- _Description of the task_
Wherever a line below holds the word "Recursos", copy that line.

- _Rows_
-- Begin --

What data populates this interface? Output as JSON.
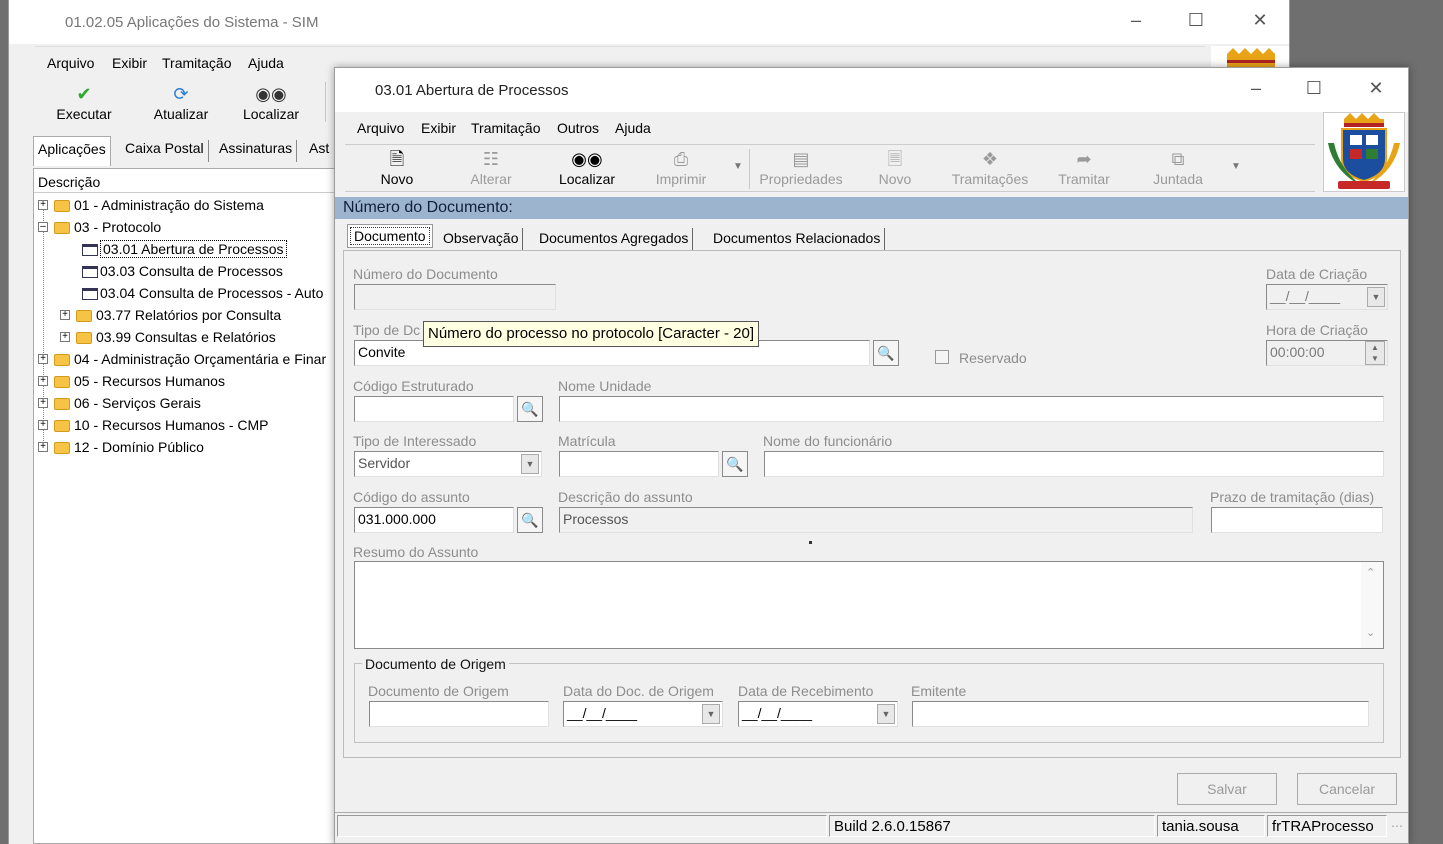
{
  "main_window": {
    "title": "01.02.05 Aplicações do Sistema - SIM",
    "menu": [
      {
        "label": "Arquivo",
        "accel": "A",
        "rest": "rquivo"
      },
      {
        "label": "Exibir",
        "accel": "x",
        "pre": "E",
        "rest": "ibir"
      },
      {
        "label": "Tramitação"
      },
      {
        "label": "Ajuda",
        "pre": "A",
        "accel": "j",
        "rest": "uda"
      }
    ],
    "toolbar": {
      "execute": "Executar",
      "refresh": "Atualizar",
      "find": "Localizar"
    },
    "tabs": [
      "Aplicações",
      "Caixa Postal",
      "Assinaturas",
      "Ast"
    ],
    "tree_header": "Descrição",
    "tree": [
      {
        "label": "01 - Administração do Sistema",
        "type": "folder",
        "expanded": false
      },
      {
        "label": "03 - Protocolo",
        "type": "folder",
        "expanded": true
      },
      {
        "label": "03.01 Abertura de Processos",
        "type": "window",
        "selected": true
      },
      {
        "label": "03.03 Consulta de Processos",
        "type": "window"
      },
      {
        "label": "03.04 Consulta de Processos - Auto",
        "type": "window"
      },
      {
        "label": "03.77 Relatórios por Consulta",
        "type": "folder",
        "expanded": false
      },
      {
        "label": "03.99 Consultas e Relatórios",
        "type": "folder",
        "expanded": false
      },
      {
        "label": "04 - Administração Orçamentária e Finar",
        "type": "folder",
        "expanded": false
      },
      {
        "label": "05 - Recursos Humanos",
        "type": "folder",
        "expanded": false
      },
      {
        "label": "06 - Serviços Gerais",
        "type": "folder",
        "expanded": false
      },
      {
        "label": "10 - Recursos Humanos - CMP",
        "type": "folder",
        "expanded": false
      },
      {
        "label": "12 - Domínio Público",
        "type": "folder",
        "expanded": false
      }
    ]
  },
  "dialog": {
    "title": "03.01 Abertura de Processos",
    "menu": [
      "Arquivo",
      "Exibir",
      "Tramitação",
      "Outros",
      "Ajuda"
    ],
    "toolbar": {
      "novo": "Novo",
      "alterar": "Alterar",
      "localizar": "Localizar",
      "imprimir": "Imprimir",
      "propriedades": "Propriedades",
      "novo2": "Novo",
      "tramitacoes": "Tramitações",
      "tramitar": "Tramitar",
      "juntada": "Juntada"
    },
    "header_bar": "Número do Documento:",
    "tabs": [
      "Documento",
      "Observação",
      "Documentos Agregados",
      "Documentos Relacionados"
    ],
    "form": {
      "numero_documento_label": "Número do Documento",
      "numero_documento_value": "",
      "data_criacao_label": "Data de Criação",
      "data_criacao_value": "__/__/____",
      "tipo_documento_label": "Tipo de Dc",
      "tipo_documento_value": "Convite",
      "reservado_label": "Reservado",
      "hora_criacao_label": "Hora de Criação",
      "hora_criacao_value": "00:00:00",
      "codigo_estruturado_label": "Código Estruturado",
      "codigo_estruturado_value": "",
      "nome_unidade_label": "Nome Unidade",
      "nome_unidade_value": "",
      "tipo_interessado_label": "Tipo de Interessado",
      "tipo_interessado_value": "Servidor",
      "matricula_label": "Matrícula",
      "matricula_value": "",
      "nome_funcionario_label": "Nome do funcionário",
      "nome_funcionario_value": "",
      "codigo_assunto_label": "Código do assunto",
      "codigo_assunto_value": "031.000.000",
      "descricao_assunto_label": "Descrição do assunto",
      "descricao_assunto_value": "Processos",
      "prazo_label": "Prazo de tramitação (dias)",
      "prazo_value": "",
      "resumo_label": "Resumo do Assunto",
      "resumo_value": "",
      "origem_group_label": "Documento de Origem",
      "doc_origem_label": "Documento de Origem",
      "doc_origem_value": "",
      "data_doc_origem_label": "Data do Doc. de Origem",
      "data_doc_origem_value": "__/__/____",
      "data_recebimento_label": "Data de Recebimento",
      "data_recebimento_value": "__/__/____",
      "emitente_label": "Emitente",
      "emitente_value": ""
    },
    "tooltip": "Número do processo no protocolo [Caracter - 20]",
    "buttons": {
      "save": "Salvar",
      "cancel": "Cancelar"
    },
    "status": {
      "build": "Build 2.6.0.15867",
      "user": "tania.sousa",
      "form": "frTRAProcesso"
    }
  }
}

-- End --

- _Finished task_
        "label": "05 - Recursos Humanos",
        "label": "10 - Recursos Humanos - CMP",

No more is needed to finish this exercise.